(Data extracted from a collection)
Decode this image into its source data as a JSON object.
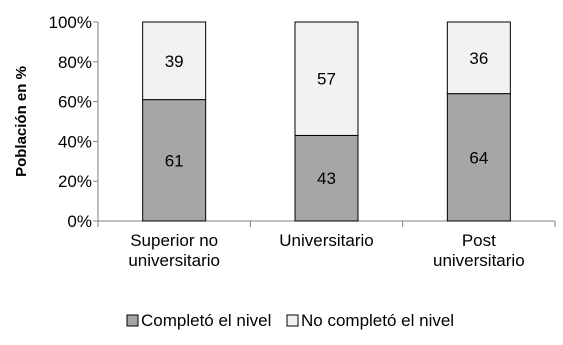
{
  "chart_data": {
    "type": "bar",
    "stacked": true,
    "categories": [
      [
        "Superior no",
        "universitario"
      ],
      [
        "Universitario"
      ],
      [
        "Post",
        "universitario"
      ]
    ],
    "series": [
      {
        "name": "Completó el nivel",
        "values": [
          61,
          43,
          64
        ],
        "color": "#a6a6a6"
      },
      {
        "name": "No completó el nivel",
        "values": [
          39,
          57,
          36
        ],
        "color": "#f2f2f2"
      }
    ],
    "ylabel": "Población en %",
    "ylim": [
      0,
      100
    ],
    "yticks": [
      "0%",
      "20%",
      "40%",
      "60%",
      "80%",
      "100%"
    ],
    "grid": false,
    "legend_position": "bottom"
  }
}
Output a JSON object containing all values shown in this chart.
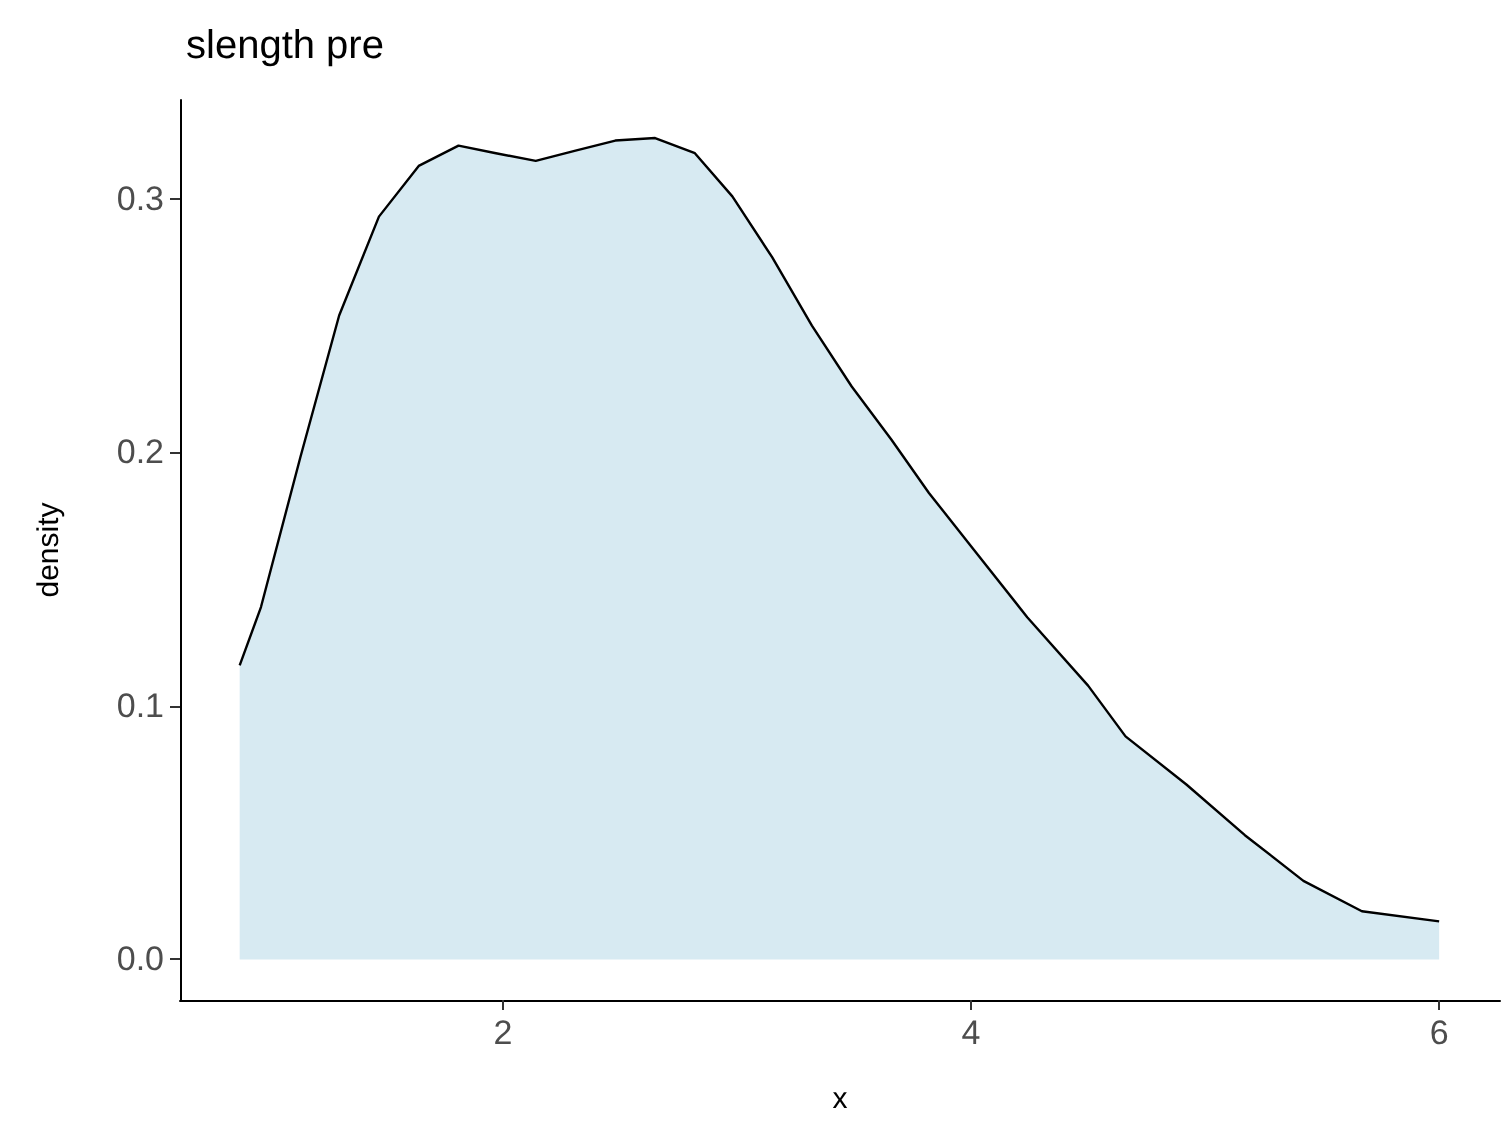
{
  "chart_data": {
    "type": "area",
    "title": "slength pre",
    "xlabel": "x",
    "ylabel": "density",
    "xlim": [
      0.62,
      6.26
    ],
    "xticks": [
      2,
      4,
      6
    ],
    "ylim": [
      -0.016,
      0.339
    ],
    "yticks": [
      {
        "value": 0,
        "label": "0.0"
      },
      0.1,
      0.2,
      0.3
    ],
    "grid": false,
    "marker": "none",
    "line_style": "solid",
    "series": [
      {
        "color": "#d7eaf2",
        "x": [
          0.875,
          0.966,
          1.134,
          1.3,
          1.47,
          1.64,
          1.81,
          1.97,
          2.14,
          2.31,
          2.48,
          2.65,
          2.82,
          2.98,
          3.15,
          3.32,
          3.49,
          3.66,
          3.82,
          4.0,
          4.24,
          4.5,
          4.66,
          4.92,
          5.17,
          5.42,
          5.67,
          6.0
        ],
        "values": [
          0.116,
          0.139,
          0.198,
          0.254,
          0.293,
          0.313,
          0.321,
          0.318,
          0.315,
          0.319,
          0.323,
          0.324,
          0.318,
          0.301,
          0.277,
          0.25,
          0.226,
          0.205,
          0.184,
          0.163,
          0.135,
          0.108,
          0.088,
          0.069,
          0.049,
          0.031,
          0.019,
          0.015
        ]
      }
    ]
  }
}
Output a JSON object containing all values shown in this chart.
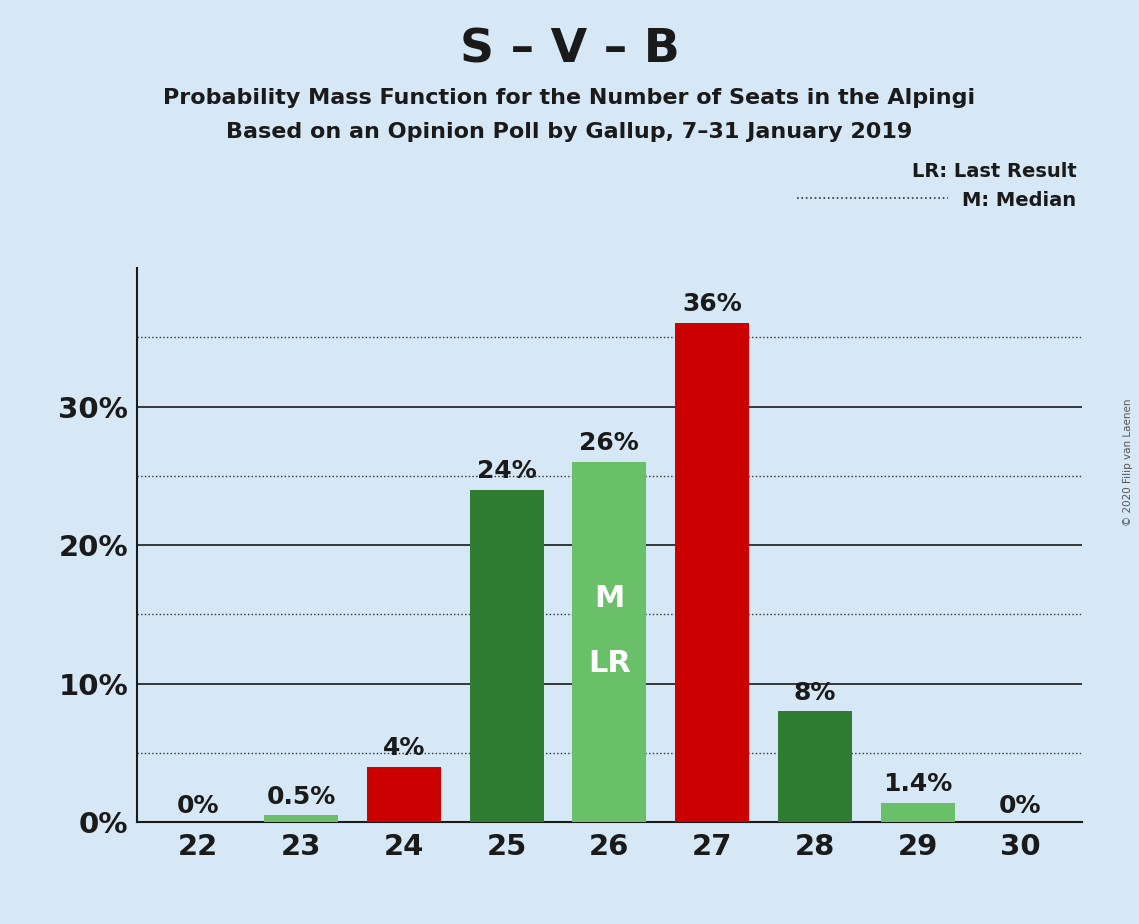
{
  "title": "S – V – B",
  "subtitle1": "Probability Mass Function for the Number of Seats in the Alpingi",
  "subtitle2": "Based on an Opinion Poll by Gallup, 7–31 January 2019",
  "copyright": "© 2020 Filip van Laenen",
  "seats": [
    22,
    23,
    24,
    25,
    26,
    27,
    28,
    29,
    30
  ],
  "values": [
    0.0,
    0.5,
    4.0,
    24.0,
    26.0,
    36.0,
    8.0,
    1.4,
    0.0
  ],
  "bar_colors": [
    "#6abf69",
    "#6abf69",
    "#cc0000",
    "#2e7d32",
    "#6abf69",
    "#cc0000",
    "#2e7d32",
    "#6abf69",
    "#6abf69"
  ],
  "labels": [
    "0%",
    "0.5%",
    "4%",
    "24%",
    "26%",
    "36%",
    "8%",
    "1.4%",
    "0%"
  ],
  "median_seat": 26,
  "lr_seat": 26,
  "background_color": "#d6e8f5",
  "bar_width": 0.72,
  "ylim": [
    0,
    40
  ],
  "solid_lines": [
    10,
    20,
    30
  ],
  "dotted_lines": [
    5,
    15,
    25,
    35
  ],
  "ytick_positions": [
    0,
    10,
    20,
    30
  ],
  "ytick_labels": [
    "0%",
    "10%",
    "20%",
    "30%"
  ],
  "legend_lr": "LR: Last Result",
  "legend_m": "M: Median",
  "title_fontsize": 34,
  "subtitle_fontsize": 16,
  "label_fontsize": 18,
  "axis_fontsize": 21,
  "inner_label_fontsize": 22
}
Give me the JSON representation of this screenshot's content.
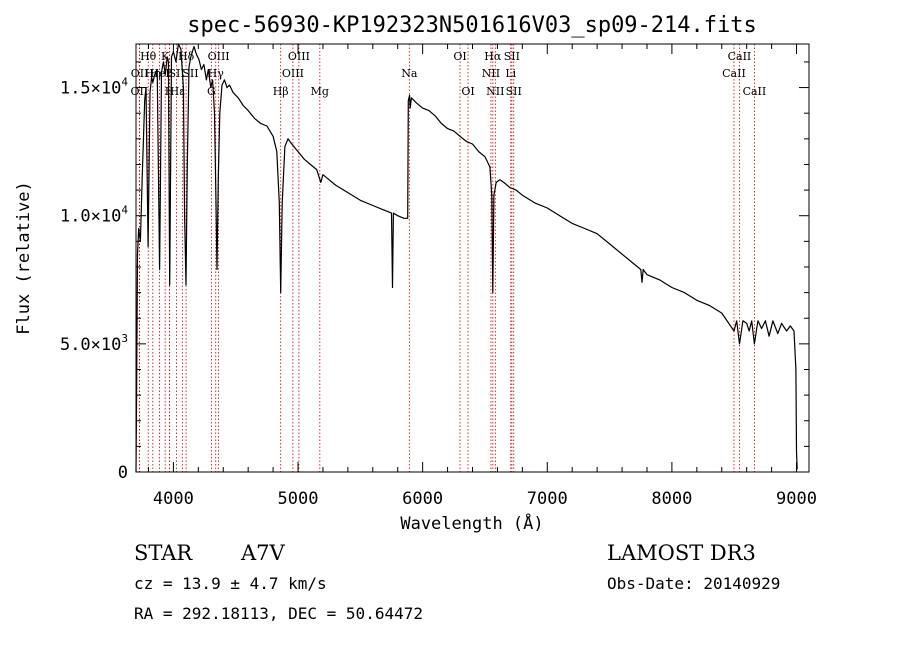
{
  "chart_data": {
    "type": "line",
    "title": "spec-56930-KP192323N501616V03_sp09-214.fits",
    "xlabel": "Wavelength (Å)",
    "ylabel": "Flux (relative)",
    "xlim": [
      3700,
      9100
    ],
    "ylim": [
      0,
      16700
    ],
    "x_ticks": [
      {
        "value": 4000,
        "label": "4000"
      },
      {
        "value": 5000,
        "label": "5000"
      },
      {
        "value": 6000,
        "label": "6000"
      },
      {
        "value": 7000,
        "label": "7000"
      },
      {
        "value": 8000,
        "label": "8000"
      },
      {
        "value": 9000,
        "label": "9000"
      }
    ],
    "y_ticks": [
      {
        "value": 0,
        "mantissa": "0",
        "exponent": ""
      },
      {
        "value": 5000,
        "mantissa": "5.0×10",
        "exponent": "3"
      },
      {
        "value": 10000,
        "mantissa": "1.0×10",
        "exponent": "4"
      },
      {
        "value": 15000,
        "mantissa": "1.5×10",
        "exponent": "4"
      }
    ],
    "series": [
      {
        "name": "spectrum",
        "color": "#000000",
        "points": [
          [
            3700,
            0
          ],
          [
            3705,
            3000
          ],
          [
            3712,
            8500
          ],
          [
            3722,
            9500
          ],
          [
            3735,
            9000
          ],
          [
            3750,
            11500
          ],
          [
            3770,
            14500
          ],
          [
            3780,
            15000
          ],
          [
            3797,
            8800
          ],
          [
            3812,
            14800
          ],
          [
            3825,
            15400
          ],
          [
            3835,
            15200
          ],
          [
            3850,
            15500
          ],
          [
            3870,
            15700
          ],
          [
            3889,
            7900
          ],
          [
            3905,
            15600
          ],
          [
            3920,
            16000
          ],
          [
            3935,
            15500
          ],
          [
            3950,
            16200
          ],
          [
            3960,
            16000
          ],
          [
            3970,
            7300
          ],
          [
            3985,
            16200
          ],
          [
            4000,
            16400
          ],
          [
            4020,
            16000
          ],
          [
            4040,
            16700
          ],
          [
            4060,
            16500
          ],
          [
            4080,
            15000
          ],
          [
            4090,
            10000
          ],
          [
            4101,
            7300
          ],
          [
            4112,
            12000
          ],
          [
            4125,
            15800
          ],
          [
            4140,
            16200
          ],
          [
            4165,
            16600
          ],
          [
            4185,
            16300
          ],
          [
            4205,
            16100
          ],
          [
            4225,
            15700
          ],
          [
            4245,
            15900
          ],
          [
            4265,
            15300
          ],
          [
            4280,
            15700
          ],
          [
            4300,
            15000
          ],
          [
            4315,
            15300
          ],
          [
            4330,
            14000
          ],
          [
            4340,
            11000
          ],
          [
            4350,
            7900
          ],
          [
            4360,
            11500
          ],
          [
            4372,
            14000
          ],
          [
            4390,
            15100
          ],
          [
            4410,
            15300
          ],
          [
            4430,
            15000
          ],
          [
            4450,
            15100
          ],
          [
            4480,
            14800
          ],
          [
            4520,
            14600
          ],
          [
            4560,
            14300
          ],
          [
            4600,
            14100
          ],
          [
            4650,
            13800
          ],
          [
            4700,
            13600
          ],
          [
            4750,
            13500
          ],
          [
            4800,
            13100
          ],
          [
            4830,
            12500
          ],
          [
            4850,
            10500
          ],
          [
            4861,
            7000
          ],
          [
            4873,
            10500
          ],
          [
            4895,
            12700
          ],
          [
            4920,
            13000
          ],
          [
            4950,
            12800
          ],
          [
            5000,
            12500
          ],
          [
            5050,
            12200
          ],
          [
            5100,
            12000
          ],
          [
            5150,
            11800
          ],
          [
            5183,
            11300
          ],
          [
            5200,
            11600
          ],
          [
            5250,
            11400
          ],
          [
            5300,
            11200
          ],
          [
            5400,
            10900
          ],
          [
            5500,
            10600
          ],
          [
            5600,
            10400
          ],
          [
            5700,
            10200
          ],
          [
            5750,
            10100
          ],
          [
            5758,
            7200
          ],
          [
            5765,
            10100
          ],
          [
            5800,
            10000
          ],
          [
            5850,
            9900
          ],
          [
            5880,
            9900
          ],
          [
            5885,
            14500
          ],
          [
            5895,
            14700
          ],
          [
            5900,
            14200
          ],
          [
            5910,
            14600
          ],
          [
            5950,
            14400
          ],
          [
            6000,
            14200
          ],
          [
            6050,
            14100
          ],
          [
            6100,
            13900
          ],
          [
            6150,
            13600
          ],
          [
            6200,
            13400
          ],
          [
            6250,
            13300
          ],
          [
            6300,
            13100
          ],
          [
            6350,
            12900
          ],
          [
            6400,
            12800
          ],
          [
            6450,
            12500
          ],
          [
            6500,
            12300
          ],
          [
            6540,
            11900
          ],
          [
            6555,
            10800
          ],
          [
            6563,
            7000
          ],
          [
            6572,
            10800
          ],
          [
            6590,
            11300
          ],
          [
            6620,
            11400
          ],
          [
            6650,
            11300
          ],
          [
            6700,
            11100
          ],
          [
            6750,
            11000
          ],
          [
            6800,
            10800
          ],
          [
            6900,
            10500
          ],
          [
            7000,
            10300
          ],
          [
            7100,
            10000
          ],
          [
            7200,
            9700
          ],
          [
            7300,
            9500
          ],
          [
            7400,
            9300
          ],
          [
            7500,
            8900
          ],
          [
            7600,
            8500
          ],
          [
            7700,
            8100
          ],
          [
            7750,
            7900
          ],
          [
            7760,
            7400
          ],
          [
            7770,
            7900
          ],
          [
            7800,
            7700
          ],
          [
            7900,
            7500
          ],
          [
            8000,
            7200
          ],
          [
            8100,
            7000
          ],
          [
            8200,
            6700
          ],
          [
            8300,
            6500
          ],
          [
            8400,
            6200
          ],
          [
            8498,
            5500
          ],
          [
            8520,
            5900
          ],
          [
            8542,
            5000
          ],
          [
            8570,
            5900
          ],
          [
            8600,
            5800
          ],
          [
            8620,
            5500
          ],
          [
            8640,
            5900
          ],
          [
            8662,
            5000
          ],
          [
            8690,
            5900
          ],
          [
            8720,
            5600
          ],
          [
            8750,
            5900
          ],
          [
            8780,
            5300
          ],
          [
            8810,
            5900
          ],
          [
            8850,
            5400
          ],
          [
            8880,
            5800
          ],
          [
            8920,
            5500
          ],
          [
            8950,
            5700
          ],
          [
            8980,
            5500
          ],
          [
            8995,
            4000
          ],
          [
            9000,
            800
          ],
          [
            9005,
            100
          ]
        ]
      }
    ],
    "spectral_lines": [
      {
        "wavelength": 3727,
        "label": "OII",
        "row": 3,
        "align": "middle"
      },
      {
        "wavelength": 3729,
        "label": "OII",
        "row": 2,
        "align": "middle"
      },
      {
        "wavelength": 3798,
        "label": "Hθ",
        "row": 1,
        "align": "middle"
      },
      {
        "wavelength": 3835,
        "label": "Hη",
        "row": 2,
        "align": "middle"
      },
      {
        "wavelength": 3889,
        "label": "HeI",
        "row": 2,
        "align": "middle"
      },
      {
        "wavelength": 3934,
        "label": "K",
        "row": 1,
        "align": "middle"
      },
      {
        "wavelength": 3969,
        "label": "H",
        "row": 3,
        "align": "middle"
      },
      {
        "wavelength": 3970,
        "label": "Hε",
        "row": 3,
        "align": "start"
      },
      {
        "wavelength": 4026,
        "label": "SII",
        "row": 2,
        "align": "middle"
      },
      {
        "wavelength": 4072,
        "label": "SII",
        "row": 2,
        "align": "start"
      },
      {
        "wavelength": 4102,
        "label": "Hδ",
        "row": 1,
        "align": "middle"
      },
      {
        "wavelength": 4305,
        "label": "G",
        "row": 3,
        "align": "middle"
      },
      {
        "wavelength": 4340,
        "label": "Hγ",
        "row": 2,
        "align": "middle"
      },
      {
        "wavelength": 4363,
        "label": "OIII",
        "row": 1,
        "align": "middle"
      },
      {
        "wavelength": 4861,
        "label": "Hβ",
        "row": 3,
        "align": "middle"
      },
      {
        "wavelength": 4959,
        "label": "OIII",
        "row": 2,
        "align": "middle"
      },
      {
        "wavelength": 5007,
        "label": "OIII",
        "row": 1,
        "align": "middle"
      },
      {
        "wavelength": 5175,
        "label": "Mg",
        "row": 3,
        "align": "middle"
      },
      {
        "wavelength": 5893,
        "label": "Na",
        "row": 2,
        "align": "middle"
      },
      {
        "wavelength": 6300,
        "label": "OI",
        "row": 1,
        "align": "middle"
      },
      {
        "wavelength": 6364,
        "label": "OI",
        "row": 3,
        "align": "middle"
      },
      {
        "wavelength": 6548,
        "label": "NII",
        "row": 2,
        "align": "middle"
      },
      {
        "wavelength": 6563,
        "label": "Hα",
        "row": 1,
        "align": "middle"
      },
      {
        "wavelength": 6583,
        "label": "NII",
        "row": 3,
        "align": "middle"
      },
      {
        "wavelength": 6707,
        "label": "Li",
        "row": 2,
        "align": "middle"
      },
      {
        "wavelength": 6716,
        "label": "SII",
        "row": 1,
        "align": "middle"
      },
      {
        "wavelength": 6731,
        "label": "SII",
        "row": 3,
        "align": "middle"
      },
      {
        "wavelength": 8498,
        "label": "CaII",
        "row": 2,
        "align": "middle"
      },
      {
        "wavelength": 8542,
        "label": "CaII",
        "row": 1,
        "align": "middle"
      },
      {
        "wavelength": 8662,
        "label": "CaII",
        "row": 3,
        "align": "middle"
      }
    ],
    "line_color": "#cc0000"
  },
  "info": {
    "class_label": "STAR",
    "subclass": "A7V",
    "survey": "LAMOST DR3",
    "cz": "cz = 13.9 ± 4.7 km/s",
    "obs_date": "Obs-Date: 20140929",
    "coords": "RA = 292.18113, DEC =  50.64472"
  }
}
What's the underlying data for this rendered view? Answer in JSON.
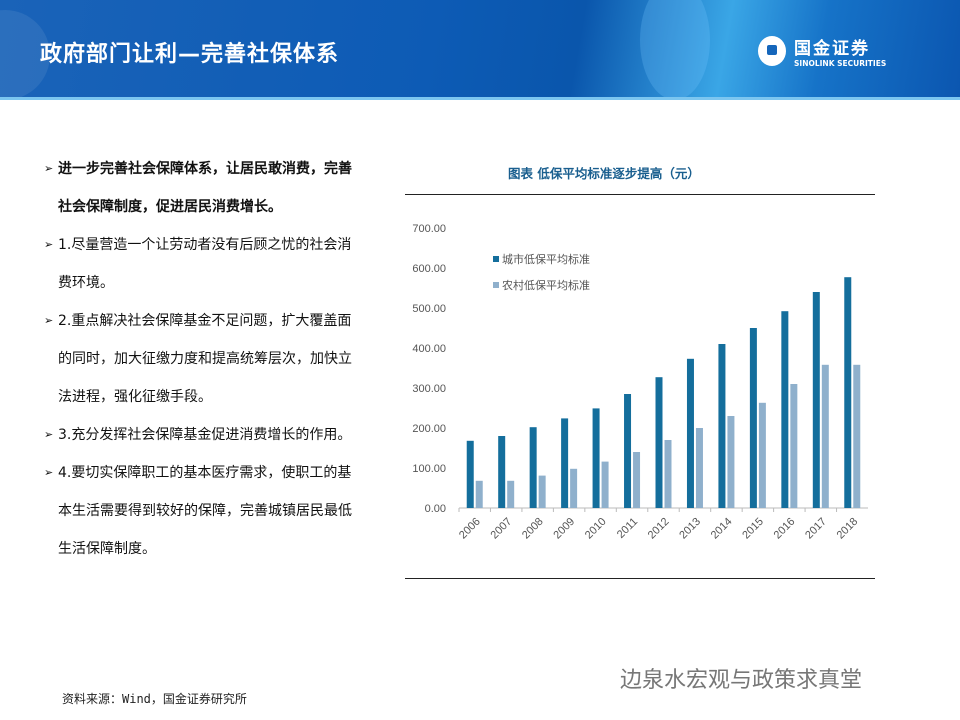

**PROBLEM DESCRIPTION:**
Using the entries above, return each line that includes the word "this".

**EXERCISE RESULT:**
Decode this image into its source data as a JSON object.
Output a JSON object containing all values shown in this chart.
Output a JSON object containing all values shown in this chart.
Give me the JSON representation of this screenshot's content.
What's the underlying data for this rendered view? Answer in JSON.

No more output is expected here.